**EXERCISE OBJECTIVE:** Write out every entry exactly as it appears.

**RECORD SET:**
----------
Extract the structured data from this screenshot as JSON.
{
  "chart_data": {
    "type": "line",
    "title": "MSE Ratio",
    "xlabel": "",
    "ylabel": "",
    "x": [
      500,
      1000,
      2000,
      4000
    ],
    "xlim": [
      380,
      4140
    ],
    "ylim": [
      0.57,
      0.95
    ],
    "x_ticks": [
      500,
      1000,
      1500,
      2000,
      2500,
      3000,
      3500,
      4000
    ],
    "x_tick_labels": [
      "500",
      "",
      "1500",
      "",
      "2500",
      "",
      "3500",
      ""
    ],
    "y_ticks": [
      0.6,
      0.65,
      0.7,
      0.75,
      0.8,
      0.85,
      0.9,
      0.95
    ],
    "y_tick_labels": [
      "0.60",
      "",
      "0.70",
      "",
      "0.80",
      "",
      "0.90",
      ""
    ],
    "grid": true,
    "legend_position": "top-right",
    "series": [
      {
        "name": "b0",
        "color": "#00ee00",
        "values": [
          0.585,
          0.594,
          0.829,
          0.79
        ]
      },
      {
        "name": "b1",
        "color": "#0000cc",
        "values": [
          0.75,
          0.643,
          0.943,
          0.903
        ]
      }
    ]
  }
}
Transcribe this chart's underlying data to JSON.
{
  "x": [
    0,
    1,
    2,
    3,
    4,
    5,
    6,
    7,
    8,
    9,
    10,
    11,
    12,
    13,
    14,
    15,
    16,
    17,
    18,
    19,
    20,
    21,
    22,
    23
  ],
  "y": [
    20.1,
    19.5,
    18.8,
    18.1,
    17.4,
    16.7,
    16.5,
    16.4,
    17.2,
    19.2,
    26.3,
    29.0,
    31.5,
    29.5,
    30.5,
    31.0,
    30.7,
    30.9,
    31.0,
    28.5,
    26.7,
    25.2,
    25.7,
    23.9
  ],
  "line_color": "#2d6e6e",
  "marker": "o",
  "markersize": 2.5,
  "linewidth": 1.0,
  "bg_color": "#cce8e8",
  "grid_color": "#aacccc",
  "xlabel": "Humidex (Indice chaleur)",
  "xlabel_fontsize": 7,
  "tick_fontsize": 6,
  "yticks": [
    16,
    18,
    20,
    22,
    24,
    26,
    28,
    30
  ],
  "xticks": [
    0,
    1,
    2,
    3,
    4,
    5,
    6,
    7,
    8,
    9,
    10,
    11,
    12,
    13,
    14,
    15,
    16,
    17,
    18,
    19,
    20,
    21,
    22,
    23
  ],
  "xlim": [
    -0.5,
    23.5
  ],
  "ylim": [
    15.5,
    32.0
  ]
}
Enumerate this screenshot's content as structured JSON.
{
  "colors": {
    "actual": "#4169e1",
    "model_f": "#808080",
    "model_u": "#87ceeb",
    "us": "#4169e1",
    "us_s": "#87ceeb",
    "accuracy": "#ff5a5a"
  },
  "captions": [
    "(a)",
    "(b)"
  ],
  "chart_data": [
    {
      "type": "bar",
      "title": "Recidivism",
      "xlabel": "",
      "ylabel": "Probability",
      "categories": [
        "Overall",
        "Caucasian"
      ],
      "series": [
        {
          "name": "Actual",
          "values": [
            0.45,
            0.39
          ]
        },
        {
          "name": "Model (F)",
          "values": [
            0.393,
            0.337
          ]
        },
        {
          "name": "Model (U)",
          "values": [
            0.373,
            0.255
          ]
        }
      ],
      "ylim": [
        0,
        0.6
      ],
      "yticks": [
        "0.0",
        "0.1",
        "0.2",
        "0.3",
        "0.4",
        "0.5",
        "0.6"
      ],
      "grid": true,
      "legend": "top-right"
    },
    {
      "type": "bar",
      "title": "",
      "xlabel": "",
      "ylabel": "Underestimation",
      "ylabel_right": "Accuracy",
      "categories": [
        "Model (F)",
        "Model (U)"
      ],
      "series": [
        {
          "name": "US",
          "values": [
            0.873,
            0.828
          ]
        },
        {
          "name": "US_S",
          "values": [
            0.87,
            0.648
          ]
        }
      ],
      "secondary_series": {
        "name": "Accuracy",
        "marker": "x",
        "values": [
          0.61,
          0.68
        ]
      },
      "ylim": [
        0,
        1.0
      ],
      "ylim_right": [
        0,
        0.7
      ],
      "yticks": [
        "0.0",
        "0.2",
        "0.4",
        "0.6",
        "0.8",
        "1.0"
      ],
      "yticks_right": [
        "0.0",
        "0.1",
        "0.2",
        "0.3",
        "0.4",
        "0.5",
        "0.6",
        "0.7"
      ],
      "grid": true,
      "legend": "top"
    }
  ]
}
----------
**FULL ANSWER:**
Extract the structured data from this screenshot as JSON.
{
  "chart_data": {
    "type": "line",
    "title": "MSE Ratio",
    "xlabel": "",
    "ylabel": "",
    "x": [
      500,
      1000,
      2000,
      4000
    ],
    "xlim": [
      380,
      4140
    ],
    "ylim": [
      0.57,
      0.95
    ],
    "x_ticks": [
      500,
      1000,
      1500,
      2000,
      2500,
      3000,
      3500,
      4000
    ],
    "x_tick_labels": [
      "500",
      "",
      "1500",
      "",
      "2500",
      "",
      "3500",
      ""
    ],
    "y_ticks": [
      0.6,
      0.65,
      0.7,
      0.75,
      0.8,
      0.85,
      0.9,
      0.95
    ],
    "y_tick_labels": [
      "0.60",
      "",
      "0.70",
      "",
      "0.80",
      "",
      "0.90",
      ""
    ],
    "grid": true,
    "legend_position": "top-right",
    "series": [
      {
        "name": "b0",
        "color": "#00ee00",
        "values": [
          0.585,
          0.594,
          0.829,
          0.79
        ]
      },
      {
        "name": "b1",
        "color": "#0000cc",
        "values": [
          0.75,
          0.643,
          0.943,
          0.903
        ]
      }
    ]
  }
}
Transcribe this chart's underlying data to JSON.
{
  "x": [
    0,
    1,
    2,
    3,
    4,
    5,
    6,
    7,
    8,
    9,
    10,
    11,
    12,
    13,
    14,
    15,
    16,
    17,
    18,
    19,
    20,
    21,
    22,
    23
  ],
  "y": [
    20.1,
    19.5,
    18.8,
    18.1,
    17.4,
    16.7,
    16.5,
    16.4,
    17.2,
    19.2,
    26.3,
    29.0,
    31.5,
    29.5,
    30.5,
    31.0,
    30.7,
    30.9,
    31.0,
    28.5,
    26.7,
    25.2,
    25.7,
    23.9
  ],
  "line_color": "#2d6e6e",
  "marker": "o",
  "markersize": 2.5,
  "linewidth": 1.0,
  "bg_color": "#cce8e8",
  "grid_color": "#aacccc",
  "xlabel": "Humidex (Indice chaleur)",
  "xlabel_fontsize": 7,
  "tick_fontsize": 6,
  "yticks": [
    16,
    18,
    20,
    22,
    24,
    26,
    28,
    30
  ],
  "xticks": [
    0,
    1,
    2,
    3,
    4,
    5,
    6,
    7,
    8,
    9,
    10,
    11,
    12,
    13,
    14,
    15,
    16,
    17,
    18,
    19,
    20,
    21,
    22,
    23
  ],
  "xlim": [
    -0.5,
    23.5
  ],
  "ylim": [
    15.5,
    32.0
  ]
}
Enumerate this screenshot's content as structured JSON.
{
  "colors": {
    "actual": "#4169e1",
    "model_f": "#808080",
    "model_u": "#87ceeb",
    "us": "#4169e1",
    "us_s": "#87ceeb",
    "accuracy": "#ff5a5a"
  },
  "captions": [
    "(a)",
    "(b)"
  ],
  "chart_data": [
    {
      "type": "bar",
      "title": "Recidivism",
      "xlabel": "",
      "ylabel": "Probability",
      "categories": [
        "Overall",
        "Caucasian"
      ],
      "series": [
        {
          "name": "Actual",
          "values": [
            0.45,
            0.39
          ]
        },
        {
          "name": "Model (F)",
          "values": [
            0.393,
            0.337
          ]
        },
        {
          "name": "Model (U)",
          "values": [
            0.373,
            0.255
          ]
        }
      ],
      "ylim": [
        0,
        0.6
      ],
      "yticks": [
        "0.0",
        "0.1",
        "0.2",
        "0.3",
        "0.4",
        "0.5",
        "0.6"
      ],
      "grid": true,
      "legend": "top-right"
    },
    {
      "type": "bar",
      "title": "",
      "xlabel": "",
      "ylabel": "Underestimation",
      "ylabel_right": "Accuracy",
      "categories": [
        "Model (F)",
        "Model (U)"
      ],
      "series": [
        {
          "name": "US",
          "values": [
            0.873,
            0.828
          ]
        },
        {
          "name": "US_S",
          "values": [
            0.87,
            0.648
          ]
        }
      ],
      "secondary_series": {
        "name": "Accuracy",
        "marker": "x",
        "values": [
          0.61,
          0.68
        ]
      },
      "ylim": [
        0,
        1.0
      ],
      "ylim_right": [
        0,
        0.7
      ],
      "yticks": [
        "0.0",
        "0.2",
        "0.4",
        "0.6",
        "0.8",
        "1.0"
      ],
      "yticks_right": [
        "0.0",
        "0.1",
        "0.2",
        "0.3",
        "0.4",
        "0.5",
        "0.6",
        "0.7"
      ],
      "grid": true,
      "legend": "top"
    }
  ]
}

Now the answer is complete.